(What the task asks):
Leave the pictures out and transcribe every record exactly.
********************
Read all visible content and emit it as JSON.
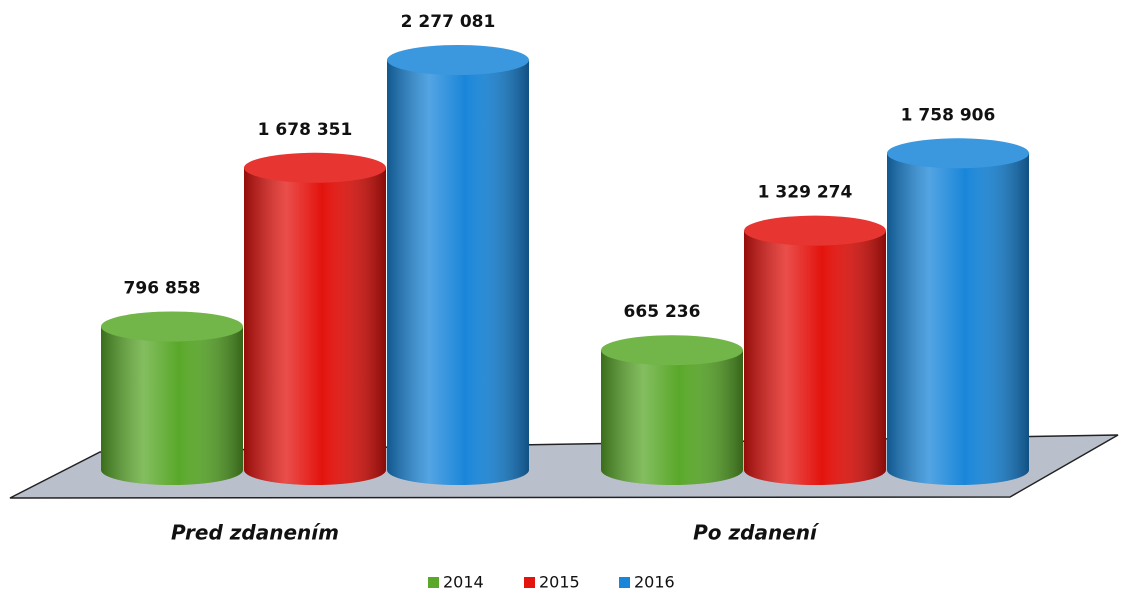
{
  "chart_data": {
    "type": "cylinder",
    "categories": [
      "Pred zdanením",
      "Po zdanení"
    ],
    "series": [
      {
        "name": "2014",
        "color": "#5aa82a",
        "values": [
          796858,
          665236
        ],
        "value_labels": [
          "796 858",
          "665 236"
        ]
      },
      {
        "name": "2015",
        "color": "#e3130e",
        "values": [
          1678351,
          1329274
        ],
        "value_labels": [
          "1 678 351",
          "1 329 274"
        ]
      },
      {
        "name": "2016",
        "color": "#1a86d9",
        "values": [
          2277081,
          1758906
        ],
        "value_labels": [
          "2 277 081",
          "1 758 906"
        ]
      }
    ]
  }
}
********************
(Task response):
Read all visible content and emit it as JSON.
{
  "chart_data": {
    "type": "cylinder",
    "categories": [
      "Pred zdanením",
      "Po zdanení"
    ],
    "series": [
      {
        "name": "2014",
        "color": "#5aa82a",
        "values": [
          796858,
          665236
        ],
        "value_labels": [
          "796 858",
          "665 236"
        ]
      },
      {
        "name": "2015",
        "color": "#e3130e",
        "values": [
          1678351,
          1329274
        ],
        "value_labels": [
          "1 678 351",
          "1 329 274"
        ]
      },
      {
        "name": "2016",
        "color": "#1a86d9",
        "values": [
          2277081,
          1758906
        ],
        "value_labels": [
          "2 277 081",
          "1 758 906"
        ]
      }
    ]
  }
}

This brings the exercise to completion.